▶ **Objective**
Transcribe the lines starting at the one that contains "I need the location" and ending at the one that contains "- Wedge shape: [88, 67, 149, 134]", reproducing each character as it appears.

▶ **Data for processing**
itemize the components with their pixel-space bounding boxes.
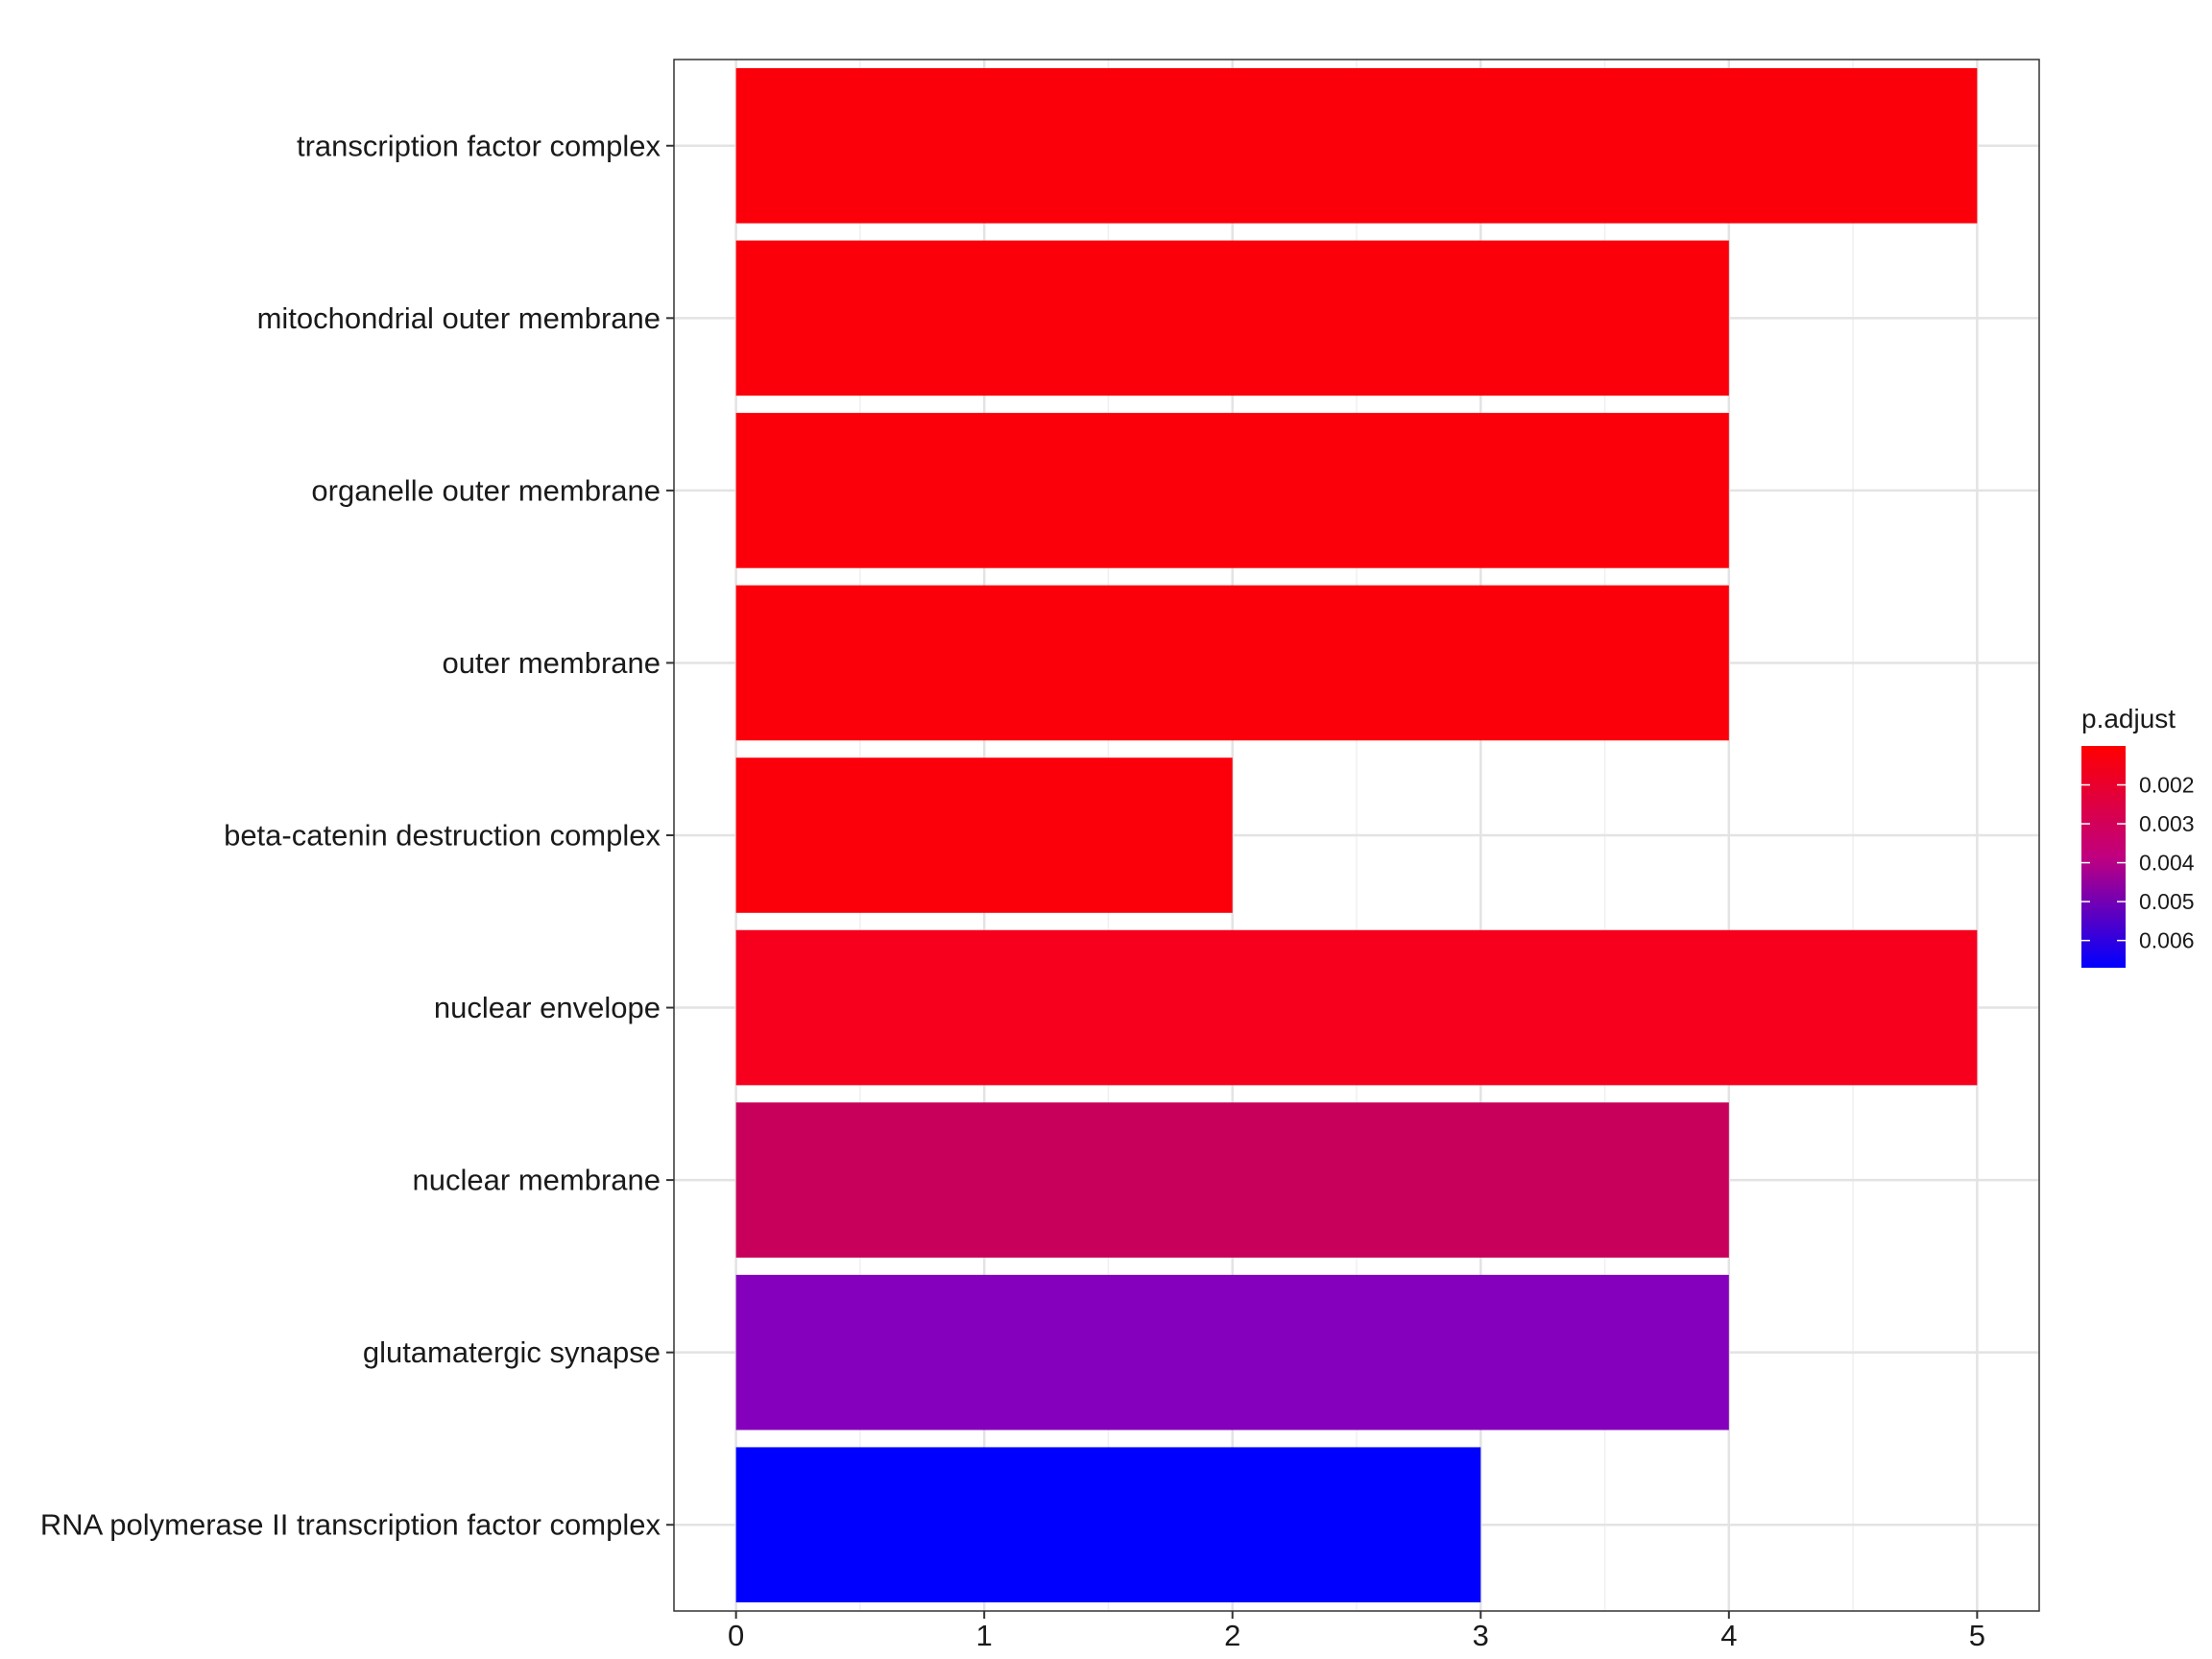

---

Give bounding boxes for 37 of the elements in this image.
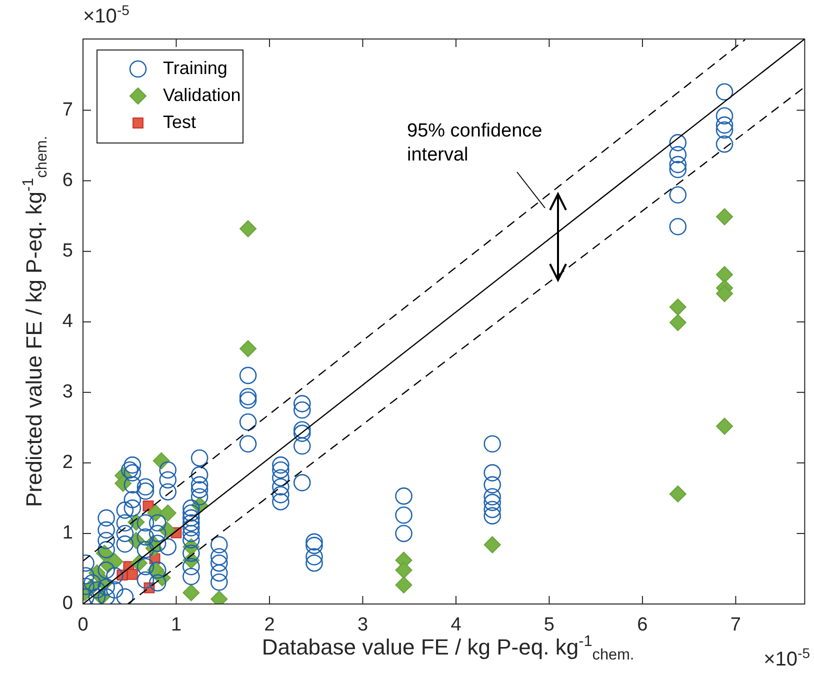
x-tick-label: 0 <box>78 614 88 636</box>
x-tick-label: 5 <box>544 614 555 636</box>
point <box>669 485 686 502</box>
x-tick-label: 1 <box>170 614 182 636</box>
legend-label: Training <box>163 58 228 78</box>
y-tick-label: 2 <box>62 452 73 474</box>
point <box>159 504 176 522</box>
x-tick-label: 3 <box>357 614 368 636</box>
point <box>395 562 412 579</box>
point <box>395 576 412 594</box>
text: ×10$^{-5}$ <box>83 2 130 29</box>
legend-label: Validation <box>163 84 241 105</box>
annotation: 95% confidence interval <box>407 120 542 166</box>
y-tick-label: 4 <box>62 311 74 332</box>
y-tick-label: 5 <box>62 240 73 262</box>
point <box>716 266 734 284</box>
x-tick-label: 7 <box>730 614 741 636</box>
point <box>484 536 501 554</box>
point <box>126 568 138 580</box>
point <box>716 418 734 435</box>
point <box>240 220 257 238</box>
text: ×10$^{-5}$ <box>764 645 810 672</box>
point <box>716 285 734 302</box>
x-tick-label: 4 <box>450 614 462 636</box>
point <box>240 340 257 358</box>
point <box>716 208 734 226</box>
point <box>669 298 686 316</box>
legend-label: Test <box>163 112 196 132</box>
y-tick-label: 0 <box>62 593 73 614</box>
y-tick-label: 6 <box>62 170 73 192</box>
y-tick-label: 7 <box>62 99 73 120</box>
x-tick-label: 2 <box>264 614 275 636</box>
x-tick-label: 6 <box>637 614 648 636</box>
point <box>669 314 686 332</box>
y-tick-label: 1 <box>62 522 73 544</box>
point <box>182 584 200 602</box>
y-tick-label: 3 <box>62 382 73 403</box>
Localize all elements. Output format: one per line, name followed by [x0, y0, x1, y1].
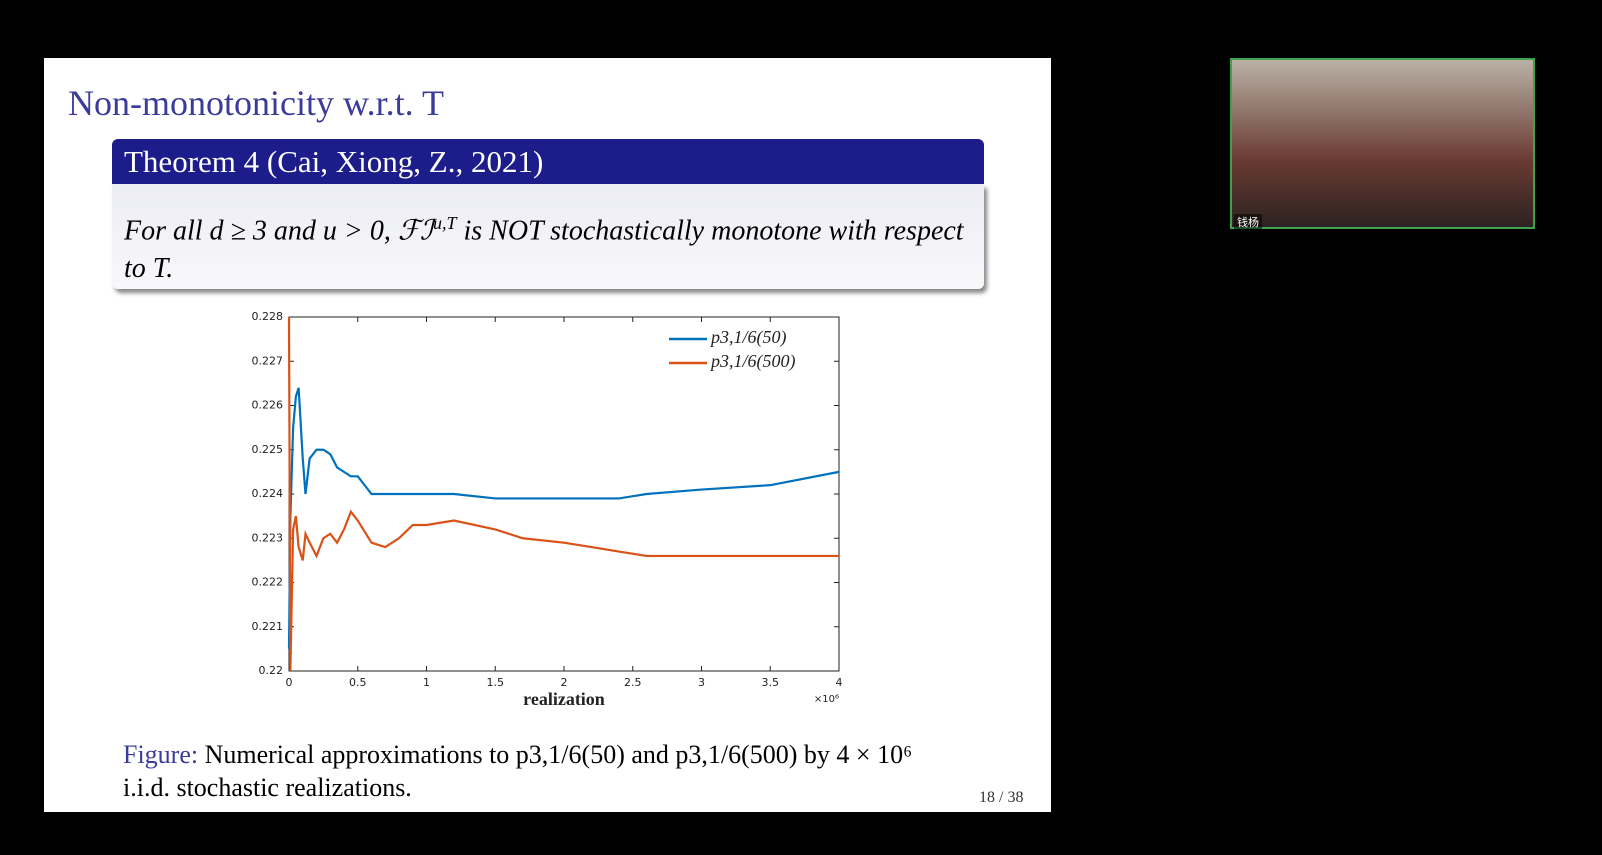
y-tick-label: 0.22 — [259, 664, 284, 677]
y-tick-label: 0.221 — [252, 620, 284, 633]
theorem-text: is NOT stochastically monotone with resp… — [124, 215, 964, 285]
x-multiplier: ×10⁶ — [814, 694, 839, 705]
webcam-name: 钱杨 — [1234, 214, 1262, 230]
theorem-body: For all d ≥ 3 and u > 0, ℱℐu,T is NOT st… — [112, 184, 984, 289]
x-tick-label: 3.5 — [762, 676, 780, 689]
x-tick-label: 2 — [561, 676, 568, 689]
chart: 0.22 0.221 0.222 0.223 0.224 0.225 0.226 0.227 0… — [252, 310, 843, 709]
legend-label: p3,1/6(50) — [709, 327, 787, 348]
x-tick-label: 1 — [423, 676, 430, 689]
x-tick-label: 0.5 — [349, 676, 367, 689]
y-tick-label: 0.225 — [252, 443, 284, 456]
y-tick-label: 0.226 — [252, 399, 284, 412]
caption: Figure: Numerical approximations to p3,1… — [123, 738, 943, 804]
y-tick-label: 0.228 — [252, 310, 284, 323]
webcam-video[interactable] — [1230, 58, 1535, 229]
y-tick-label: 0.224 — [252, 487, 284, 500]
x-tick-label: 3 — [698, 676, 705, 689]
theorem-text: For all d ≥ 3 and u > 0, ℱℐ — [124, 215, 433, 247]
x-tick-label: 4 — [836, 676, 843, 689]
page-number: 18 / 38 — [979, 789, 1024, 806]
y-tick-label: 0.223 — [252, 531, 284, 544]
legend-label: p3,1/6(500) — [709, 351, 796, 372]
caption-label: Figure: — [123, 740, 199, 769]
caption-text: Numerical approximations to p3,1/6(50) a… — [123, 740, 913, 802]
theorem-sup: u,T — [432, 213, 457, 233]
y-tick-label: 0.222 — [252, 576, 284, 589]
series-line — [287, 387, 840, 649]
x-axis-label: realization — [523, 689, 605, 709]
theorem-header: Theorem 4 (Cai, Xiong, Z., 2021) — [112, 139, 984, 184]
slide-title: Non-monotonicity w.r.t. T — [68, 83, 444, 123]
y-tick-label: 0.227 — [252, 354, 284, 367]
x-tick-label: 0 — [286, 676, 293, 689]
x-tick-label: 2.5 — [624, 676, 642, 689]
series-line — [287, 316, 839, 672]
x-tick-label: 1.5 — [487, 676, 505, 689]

==

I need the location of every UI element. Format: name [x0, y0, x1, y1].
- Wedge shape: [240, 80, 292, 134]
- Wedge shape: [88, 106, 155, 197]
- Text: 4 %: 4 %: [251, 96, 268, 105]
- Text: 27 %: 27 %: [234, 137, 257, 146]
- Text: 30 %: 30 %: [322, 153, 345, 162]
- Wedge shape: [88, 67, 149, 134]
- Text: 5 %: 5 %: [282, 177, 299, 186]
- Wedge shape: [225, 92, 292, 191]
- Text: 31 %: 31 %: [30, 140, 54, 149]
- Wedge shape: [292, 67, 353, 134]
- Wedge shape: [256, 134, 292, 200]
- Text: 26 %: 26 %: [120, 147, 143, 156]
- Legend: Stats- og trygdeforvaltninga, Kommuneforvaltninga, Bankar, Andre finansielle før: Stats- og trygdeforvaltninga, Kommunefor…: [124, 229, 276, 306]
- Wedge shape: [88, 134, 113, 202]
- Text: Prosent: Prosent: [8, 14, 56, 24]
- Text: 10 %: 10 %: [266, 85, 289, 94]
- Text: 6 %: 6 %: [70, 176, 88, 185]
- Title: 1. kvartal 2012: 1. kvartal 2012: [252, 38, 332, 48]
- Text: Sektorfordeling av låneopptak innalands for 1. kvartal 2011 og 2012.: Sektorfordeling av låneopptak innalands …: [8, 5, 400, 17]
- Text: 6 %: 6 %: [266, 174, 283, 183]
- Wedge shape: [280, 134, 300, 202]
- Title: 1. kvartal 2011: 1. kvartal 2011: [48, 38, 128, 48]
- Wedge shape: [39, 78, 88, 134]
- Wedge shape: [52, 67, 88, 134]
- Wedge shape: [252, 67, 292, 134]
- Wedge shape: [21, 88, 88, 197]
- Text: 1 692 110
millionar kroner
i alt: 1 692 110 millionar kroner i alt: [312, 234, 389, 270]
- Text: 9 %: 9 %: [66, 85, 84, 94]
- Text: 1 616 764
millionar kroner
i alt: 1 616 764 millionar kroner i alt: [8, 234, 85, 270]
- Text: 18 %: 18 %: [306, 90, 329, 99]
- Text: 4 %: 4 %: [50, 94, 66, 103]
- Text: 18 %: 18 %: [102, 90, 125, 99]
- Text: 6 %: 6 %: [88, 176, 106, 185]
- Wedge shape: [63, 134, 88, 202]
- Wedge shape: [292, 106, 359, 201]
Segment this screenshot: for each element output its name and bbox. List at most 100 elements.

▶ **Solution below**
I need the location of every UI element. Format: name [x0, y0, x1, y1].
- Wedge shape: [240, 80, 292, 134]
- Wedge shape: [88, 106, 155, 197]
- Text: 4 %: 4 %: [251, 96, 268, 105]
- Text: 27 %: 27 %: [234, 137, 257, 146]
- Text: 30 %: 30 %: [322, 153, 345, 162]
- Wedge shape: [88, 67, 149, 134]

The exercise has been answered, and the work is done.